Pick every line from the data that holds the word "生产任务单".

[Source data]
------------------------------------------------------------
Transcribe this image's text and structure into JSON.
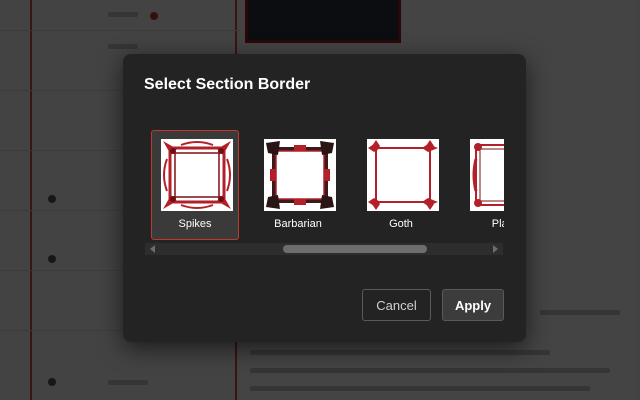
{
  "dialog": {
    "title": "Select Section Border",
    "borders": [
      {
        "label": "Spikes",
        "selected": true,
        "icon": "spikes-border-icon"
      },
      {
        "label": "Barbarian",
        "selected": false,
        "icon": "barbarian-border-icon"
      },
      {
        "label": "Goth",
        "selected": false,
        "icon": "goth-border-icon"
      },
      {
        "label": "Plain",
        "selected": false,
        "icon": "plain-border-icon"
      }
    ],
    "cancel_label": "Cancel",
    "apply_label": "Apply"
  },
  "colors": {
    "accent": "#c0392b",
    "border_red": "#b3202a",
    "dialog_bg": "#232323"
  }
}
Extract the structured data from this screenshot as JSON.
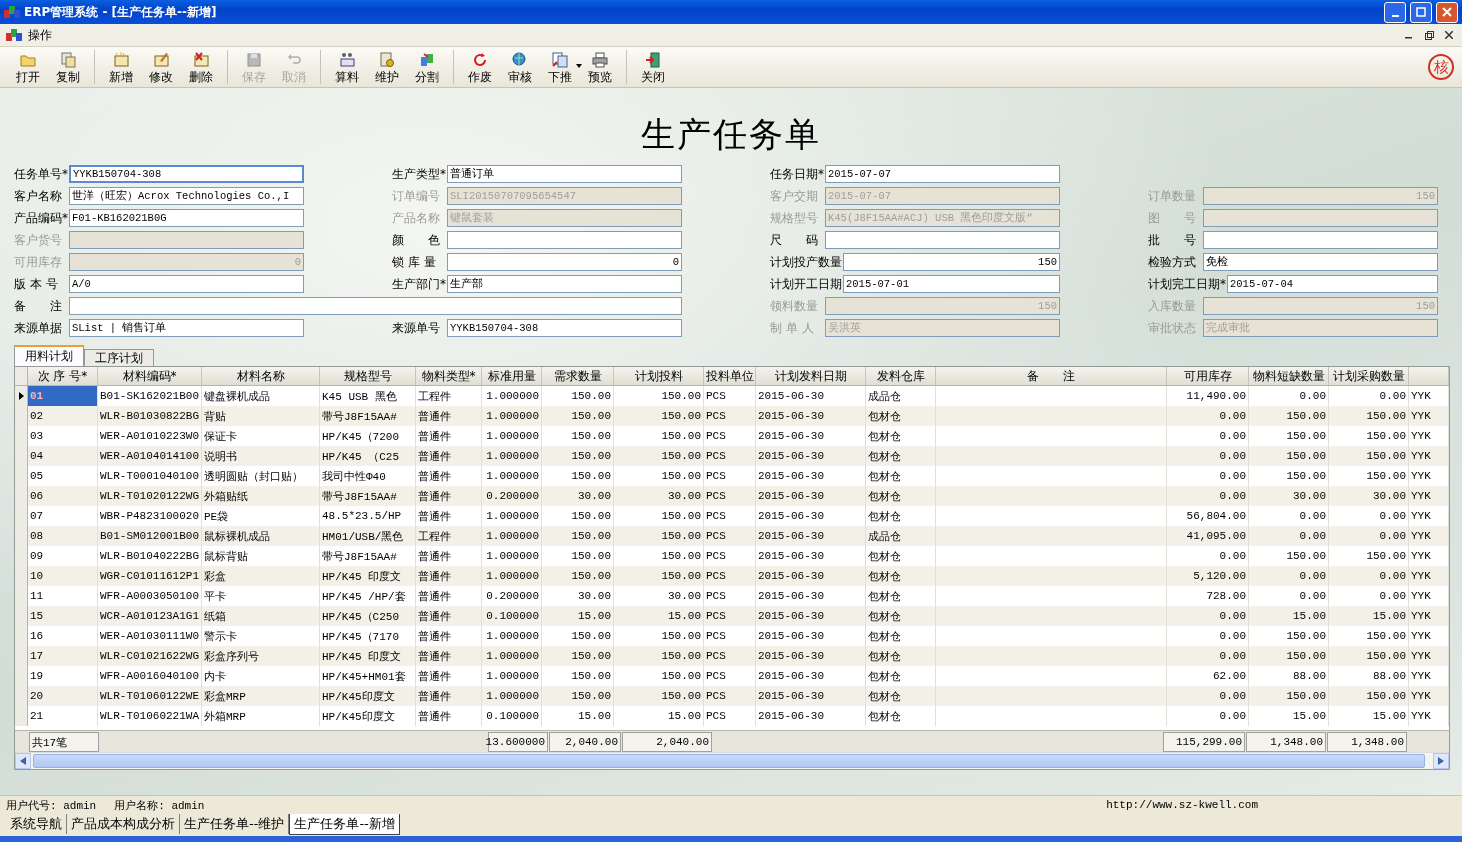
{
  "window": {
    "title": "ERP管理系统 - [生产任务单--新增]"
  },
  "menu": {
    "label": "操作"
  },
  "toolbar": [
    [
      {
        "label": "打开",
        "disabled": false
      },
      {
        "label": "复制",
        "disabled": false
      }
    ],
    [
      {
        "label": "新增",
        "disabled": false
      },
      {
        "label": "修改",
        "disabled": false
      },
      {
        "label": "删除",
        "disabled": false
      }
    ],
    [
      {
        "label": "保存",
        "disabled": true
      },
      {
        "label": "取消",
        "disabled": true
      }
    ],
    [
      {
        "label": "算料",
        "disabled": false
      },
      {
        "label": "维护",
        "disabled": false
      },
      {
        "label": "分割",
        "disabled": false
      }
    ],
    [
      {
        "label": "作废",
        "disabled": false
      },
      {
        "label": "审核",
        "disabled": false
      },
      {
        "label": "下推",
        "disabled": false,
        "has_menu": true
      },
      {
        "label": "预览",
        "disabled": false
      }
    ],
    [
      {
        "label": "关闭",
        "disabled": false
      }
    ]
  ],
  "stamp": "核",
  "form": {
    "title": "生产任务单",
    "rows": [
      [
        {
          "label": "任务单号*",
          "value": "YYKB150704-308",
          "kind": "text",
          "disabled": false,
          "focused": true
        },
        {
          "label": "生产类型*",
          "value": "普通订单",
          "kind": "text",
          "disabled": false,
          "focused": false
        },
        {
          "label": "任务日期*",
          "value": "2015-07-07",
          "kind": "text",
          "disabled": false,
          "focused": false
        },
        ""
      ],
      [
        {
          "label": "客户名称",
          "value": "世洋（旺宏）Acrox Technologies Co.,I",
          "kind": "text",
          "disabled": false,
          "focused": false
        },
        {
          "label": "订单编号",
          "value": "SLI20150707095654547",
          "kind": "text",
          "disabled": true,
          "focused": false
        },
        {
          "label": "客户交期",
          "value": "2015-07-07",
          "kind": "text",
          "disabled": true,
          "focused": false
        },
        {
          "label": "订单数量",
          "value": "150",
          "kind": "number",
          "disabled": true,
          "focused": false
        }
      ],
      [
        {
          "label": "产品编码*",
          "value": "F01-KB162021B0G",
          "kind": "text",
          "disabled": false,
          "focused": false
        },
        {
          "label": "产品名称",
          "value": "键鼠套装",
          "kind": "text",
          "disabled": true,
          "focused": false
        },
        {
          "label": "规格型号",
          "value": "K45(J8F15AA#ACJ) USB 黑色印度文版“",
          "kind": "text",
          "disabled": true,
          "focused": false
        },
        {
          "label": "图　　号",
          "kind": "text",
          "disabled": true,
          "focused": false
        }
      ],
      [
        {
          "label": "客户货号",
          "kind": "text",
          "disabled": true,
          "focused": false
        },
        {
          "label": "颜　　色",
          "kind": "text",
          "disabled": false,
          "focused": false
        },
        {
          "label": "尺　　码",
          "kind": "text",
          "disabled": false,
          "focused": false
        },
        {
          "label": "批　　号",
          "kind": "text",
          "disabled": false,
          "focused": false
        }
      ],
      [
        {
          "label": "可用库存",
          "value": "0",
          "kind": "number",
          "disabled": true,
          "focused": false
        },
        {
          "label": "锁 库 量",
          "value": "0",
          "kind": "number",
          "disabled": false,
          "focused": false
        },
        {
          "label": "计划投产数量",
          "value": "150",
          "kind": "number",
          "disabled": false,
          "focused": false
        },
        {
          "label": "检验方式",
          "value": "免检",
          "kind": "text",
          "disabled": false,
          "focused": false
        }
      ],
      [
        {
          "label": "版 本 号",
          "value": "A/0",
          "kind": "text",
          "disabled": false,
          "focused": false
        },
        {
          "label": "生产部门*",
          "value": "生产部",
          "kind": "text",
          "disabled": false,
          "focused": false
        },
        {
          "label": "计划开工日期",
          "value": "2015-07-01",
          "kind": "text",
          "disabled": false,
          "focused": false
        },
        {
          "label": "计划完工日期*",
          "value": "2015-07-04",
          "kind": "text",
          "disabled": false,
          "focused": false
        }
      ],
      [
        {
          "label": "备　　注",
          "kind": "wide",
          "disabled": false,
          "focused": false
        },
        "",
        {
          "label": "领料数量",
          "value": "150",
          "kind": "number",
          "disabled": true,
          "focused": false
        },
        {
          "label": "入库数量",
          "value": "150",
          "kind": "number",
          "disabled": true,
          "focused": false
        }
      ],
      [
        {
          "label": "来源单据",
          "value": "SList | 销售订单",
          "kind": "text",
          "disabled": false,
          "focused": false
        },
        {
          "label": "来源单号",
          "value": "YYKB150704-308",
          "kind": "text",
          "disabled": false,
          "focused": false
        },
        {
          "label": "制 单 人",
          "value": "吴洪英",
          "kind": "text",
          "disabled": true,
          "focused": false
        },
        {
          "label": "审批状态",
          "value": "完成审批",
          "kind": "text",
          "disabled": true,
          "focused": false
        }
      ]
    ]
  },
  "tabs": [
    {
      "label": "用料计划",
      "selected": true
    },
    {
      "label": "工序计划",
      "selected": false
    }
  ],
  "table": {
    "columns": [
      "次 序 号*",
      "材料编码*",
      "材料名称",
      "规格型号",
      "物料类型*",
      "标准用量",
      "需求数量",
      "计划投料",
      "投料单位",
      "计划发料日期",
      "发料仓库",
      "备　　注",
      "可用库存",
      "物料短缺数量",
      "计划采购数量"
    ],
    "rows": [
      {
        "selected": true,
        "cells": [
          "01",
          "B01-SK162021B00",
          "键盘裸机成品",
          "K45 USB 黑色",
          "工程件",
          "1.000000",
          "150.00",
          "150.00",
          "PCS",
          "2015-06-30",
          "成品仓",
          null,
          "11,490.00",
          "0.00",
          "0.00",
          "YYK"
        ]
      },
      {
        "selected": false,
        "cells": [
          "02",
          "WLR-B01030822BG",
          "背贴",
          "带号J8F15AA#",
          "普通件",
          "1.000000",
          "150.00",
          "150.00",
          "PCS",
          "2015-06-30",
          "包材仓",
          null,
          "0.00",
          "150.00",
          "150.00",
          "YYK"
        ]
      },
      {
        "selected": false,
        "cells": [
          "03",
          "WER-A01010223W0",
          "保证卡",
          "HP/K45（7200",
          "普通件",
          "1.000000",
          "150.00",
          "150.00",
          "PCS",
          "2015-06-30",
          "包材仓",
          null,
          "0.00",
          "150.00",
          "150.00",
          "YYK"
        ]
      },
      {
        "selected": false,
        "cells": [
          "04",
          "WER-A0104014100",
          "说明书",
          "HP/K45 （C25",
          "普通件",
          "1.000000",
          "150.00",
          "150.00",
          "PCS",
          "2015-06-30",
          "包材仓",
          null,
          "0.00",
          "150.00",
          "150.00",
          "YYK"
        ]
      },
      {
        "selected": false,
        "cells": [
          "05",
          "WLR-T0001040100",
          "透明圆贴（封口贴）",
          "我司中性Φ40",
          "普通件",
          "1.000000",
          "150.00",
          "150.00",
          "PCS",
          "2015-06-30",
          "包材仓",
          null,
          "0.00",
          "150.00",
          "150.00",
          "YYK"
        ]
      },
      {
        "selected": false,
        "cells": [
          "06",
          "WLR-T01020122WG",
          "外箱贴纸",
          "带号J8F15AA#",
          "普通件",
          "0.200000",
          "30.00",
          "30.00",
          "PCS",
          "2015-06-30",
          "包材仓",
          null,
          "0.00",
          "30.00",
          "30.00",
          "YYK"
        ]
      },
      {
        "selected": false,
        "cells": [
          "07",
          "WBR-P4823100020",
          "PE袋",
          "48.5*23.5/HP",
          "普通件",
          "1.000000",
          "150.00",
          "150.00",
          "PCS",
          "2015-06-30",
          "包材仓",
          null,
          "56,804.00",
          "0.00",
          "0.00",
          "YYK"
        ]
      },
      {
        "selected": false,
        "cells": [
          "08",
          "B01-SM012001B00",
          "鼠标裸机成品",
          "HM01/USB/黑色",
          "工程件",
          "1.000000",
          "150.00",
          "150.00",
          "PCS",
          "2015-06-30",
          "成品仓",
          null,
          "41,095.00",
          "0.00",
          "0.00",
          "YYK"
        ]
      },
      {
        "selected": false,
        "cells": [
          "09",
          "WLR-B01040222BG",
          "鼠标背贴",
          "带号J8F15AA#",
          "普通件",
          "1.000000",
          "150.00",
          "150.00",
          "PCS",
          "2015-06-30",
          "包材仓",
          null,
          "0.00",
          "150.00",
          "150.00",
          "YYK"
        ]
      },
      {
        "selected": false,
        "cells": [
          "10",
          "WGR-C01011612P1",
          "彩盒",
          "HP/K45 印度文",
          "普通件",
          "1.000000",
          "150.00",
          "150.00",
          "PCS",
          "2015-06-30",
          "包材仓",
          null,
          "5,120.00",
          "0.00",
          "0.00",
          "YYK"
        ]
      },
      {
        "selected": false,
        "cells": [
          "11",
          "WFR-A0003050100",
          "平卡",
          "HP/K45 /HP/套",
          "普通件",
          "0.200000",
          "30.00",
          "30.00",
          "PCS",
          "2015-06-30",
          "包材仓",
          null,
          "728.00",
          "0.00",
          "0.00",
          "YYK"
        ]
      },
      {
        "selected": false,
        "cells": [
          "15",
          "WCR-A010123A1G1",
          "纸箱",
          "HP/K45（C250",
          "普通件",
          "0.100000",
          "15.00",
          "15.00",
          "PCS",
          "2015-06-30",
          "包材仓",
          null,
          "0.00",
          "15.00",
          "15.00",
          "YYK"
        ]
      },
      {
        "selected": false,
        "cells": [
          "16",
          "WER-A01030111W0",
          "警示卡",
          "HP/K45（7170",
          "普通件",
          "1.000000",
          "150.00",
          "150.00",
          "PCS",
          "2015-06-30",
          "包材仓",
          null,
          "0.00",
          "150.00",
          "150.00",
          "YYK"
        ]
      },
      {
        "selected": false,
        "cells": [
          "17",
          "WLR-C01021622WG",
          "彩盒序列号",
          "HP/K45 印度文",
          "普通件",
          "1.000000",
          "150.00",
          "150.00",
          "PCS",
          "2015-06-30",
          "包材仓",
          null,
          "0.00",
          "150.00",
          "150.00",
          "YYK"
        ]
      },
      {
        "selected": false,
        "cells": [
          "19",
          "WFR-A0016040100",
          "内卡",
          "HP/K45+HM01套",
          "普通件",
          "1.000000",
          "150.00",
          "150.00",
          "PCS",
          "2015-06-30",
          "包材仓",
          null,
          "62.00",
          "88.00",
          "88.00",
          "YYK"
        ]
      },
      {
        "selected": false,
        "cells": [
          "20",
          "WLR-T01060122WE",
          "彩盒MRP",
          "HP/K45印度文",
          "普通件",
          "1.000000",
          "150.00",
          "150.00",
          "PCS",
          "2015-06-30",
          "包材仓",
          null,
          "0.00",
          "150.00",
          "150.00",
          "YYK"
        ]
      },
      {
        "selected": false,
        "cells": [
          "21",
          "WLR-T01060221WA",
          "外箱MRP",
          "HP/K45印度文",
          "普通件",
          "0.100000",
          "15.00",
          "15.00",
          "PCS",
          "2015-06-30",
          "包材仓",
          null,
          "0.00",
          "15.00",
          "15.00",
          "YYK"
        ]
      }
    ],
    "footer": {
      "record_count": "共17笔",
      "standard_usage_total": "13.600000",
      "demand_total": "2,040.00",
      "planned_feed_total": "2,040.00",
      "available_stock_total": "115,299.00",
      "shortage_total": "1,348.00",
      "planned_purchase_total": "1,348.00"
    }
  },
  "status_bar": {
    "user_code": "用户代号: admin",
    "user_name": "用户名称: admin",
    "url": "http://www.sz-kwell.com"
  },
  "window_tabs": [
    {
      "label": "系统导航",
      "selected": false
    },
    {
      "label": "产品成本构成分析",
      "selected": false
    },
    {
      "label": "生产任务单--维护",
      "selected": false
    },
    {
      "label": "生产任务单--新增",
      "selected": true
    }
  ]
}
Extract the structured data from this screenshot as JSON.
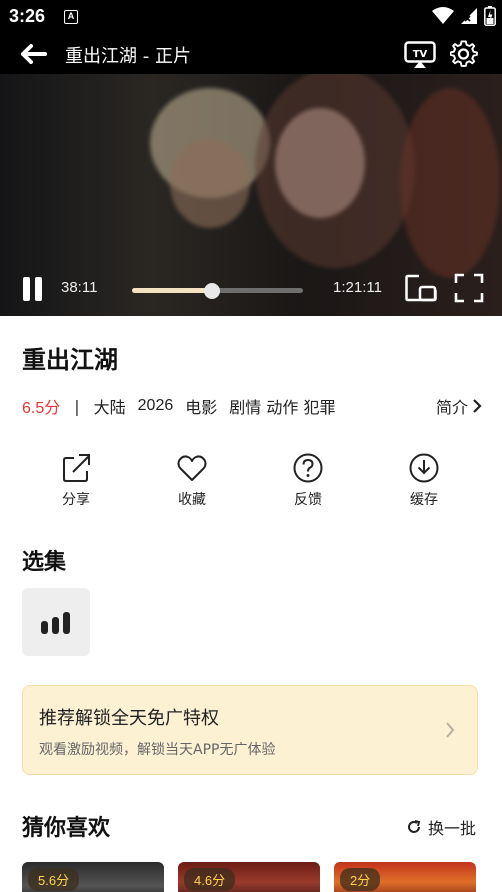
{
  "status_bar": {
    "time": "3:26",
    "notification_letter": "A"
  },
  "player": {
    "title": "重出江湖 - 正片",
    "current_time": "38:11",
    "total_time": "1:21:11",
    "progress": 0.47,
    "cast_label": "TV"
  },
  "movie": {
    "title": "重出江湖",
    "score": "6.5分",
    "separator": "|",
    "region": "大陆",
    "year": "2026",
    "category": "电影",
    "genres": "剧情 动作 犯罪",
    "intro_label": "简介"
  },
  "actions": [
    {
      "label": "分享",
      "icon": "share-icon"
    },
    {
      "label": "收藏",
      "icon": "heart-icon"
    },
    {
      "label": "反馈",
      "icon": "question-icon"
    },
    {
      "label": "缓存",
      "icon": "download-icon"
    }
  ],
  "episodes": {
    "title": "选集"
  },
  "promo": {
    "title": "推荐解锁全天免广特权",
    "subtitle": "观看激励视频，解锁当天APP无广体验"
  },
  "recommend": {
    "title": "猜你喜欢",
    "refresh_label": "换一批",
    "cards": [
      {
        "score": "5.6分"
      },
      {
        "score": "4.6分"
      },
      {
        "score": "2分"
      }
    ]
  },
  "colors": {
    "accent_score": "#e33333",
    "promo_bg": "#fdf1d4",
    "progress_fill": "#f3e3c0"
  }
}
------------------------------------------------------------
▶ _Task solution_
    "title": "ERP管理系统 - [生产任务单--新增]"
    "title": "生产任务单",
      "label": "生产任务单--维护",
      "label": "生产任务单--新增",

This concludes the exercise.